▶ _Exercise details_
Among the records below, find each line that includes the string "advanced" and copy it.

▶ _Supplied material_

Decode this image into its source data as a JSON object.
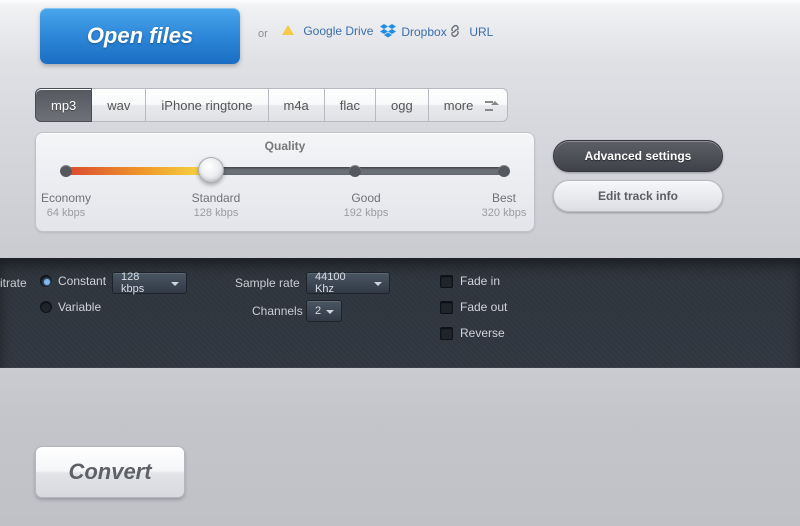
{
  "open": {
    "button": "Open files",
    "or": "or",
    "gdrive": "Google Drive",
    "dropbox": "Dropbox",
    "url": "URL"
  },
  "formats": {
    "items": [
      "mp3",
      "wav",
      "iPhone ringtone",
      "m4a",
      "flac",
      "ogg",
      "more"
    ],
    "active_index": 0
  },
  "quality": {
    "title": "Quality",
    "stops": [
      {
        "name": "Economy",
        "rate": "64 kbps"
      },
      {
        "name": "Standard",
        "rate": "128 kbps"
      },
      {
        "name": "Good",
        "rate": "192 kbps"
      },
      {
        "name": "Best",
        "rate": "320 kbps"
      }
    ],
    "selected_index": 1
  },
  "side": {
    "advanced": "Advanced settings",
    "edit": "Edit track info"
  },
  "advanced": {
    "bitrate_label": "itrate",
    "bitrate_mode": {
      "constant": "Constant",
      "variable": "Variable",
      "selected": "constant"
    },
    "bitrate_value": "128 kbps",
    "sample_label": "Sample rate",
    "sample_value": "44100 Khz",
    "channels_label": "Channels",
    "channels_value": "2",
    "fade_in": "Fade in",
    "fade_out": "Fade out",
    "reverse": "Reverse",
    "checks": {
      "fade_in": false,
      "fade_out": false,
      "reverse": false
    }
  },
  "convert": "Convert"
}
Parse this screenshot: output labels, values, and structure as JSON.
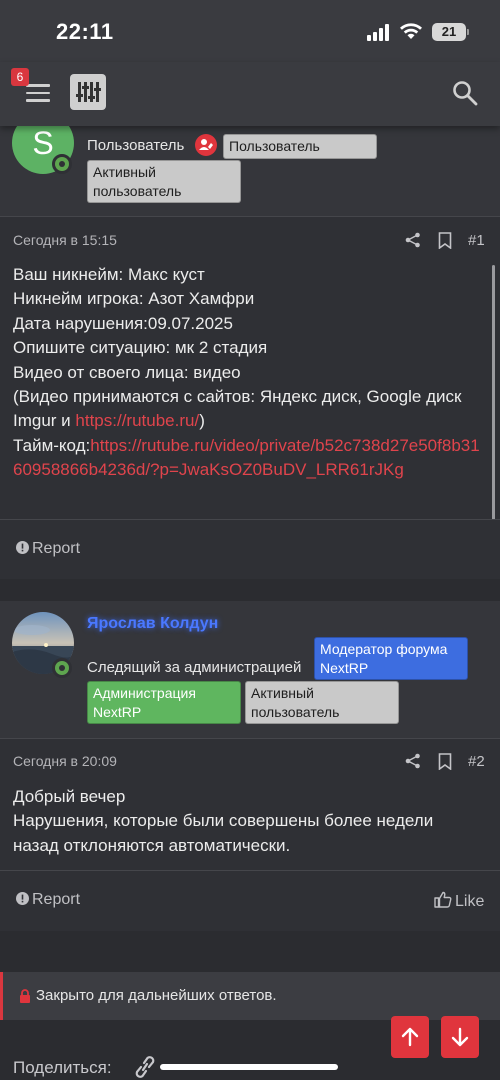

▶ _The reply_
    "advanced": "Advanced settings",
  "advanced": {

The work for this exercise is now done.